GIVEN PROBLEM:
Check each line of the records for "arts"; collect those that have it.

EXTRACTED ENTRIES:
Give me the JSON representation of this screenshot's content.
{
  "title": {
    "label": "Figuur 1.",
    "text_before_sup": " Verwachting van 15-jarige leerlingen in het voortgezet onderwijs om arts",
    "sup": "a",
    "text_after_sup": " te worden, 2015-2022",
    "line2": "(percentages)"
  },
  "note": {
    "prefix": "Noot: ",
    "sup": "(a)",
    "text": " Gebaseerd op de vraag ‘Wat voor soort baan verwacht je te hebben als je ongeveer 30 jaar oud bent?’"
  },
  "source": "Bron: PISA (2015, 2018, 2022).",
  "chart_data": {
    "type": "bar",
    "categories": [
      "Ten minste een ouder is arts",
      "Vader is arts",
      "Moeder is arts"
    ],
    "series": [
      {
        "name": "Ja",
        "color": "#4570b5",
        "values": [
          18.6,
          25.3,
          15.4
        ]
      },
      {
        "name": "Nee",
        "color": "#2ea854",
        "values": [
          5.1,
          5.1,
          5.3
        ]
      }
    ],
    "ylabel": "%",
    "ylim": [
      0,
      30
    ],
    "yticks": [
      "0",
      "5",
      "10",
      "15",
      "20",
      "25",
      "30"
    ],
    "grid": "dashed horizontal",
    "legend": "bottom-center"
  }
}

EXERCISE RESULT:
    "text_before_sup": " Verwachting van 15-jarige leerlingen in het voortgezet onderwijs om arts",
      "Ten minste een ouder is arts",
      "Vader is arts",
      "Moeder is arts"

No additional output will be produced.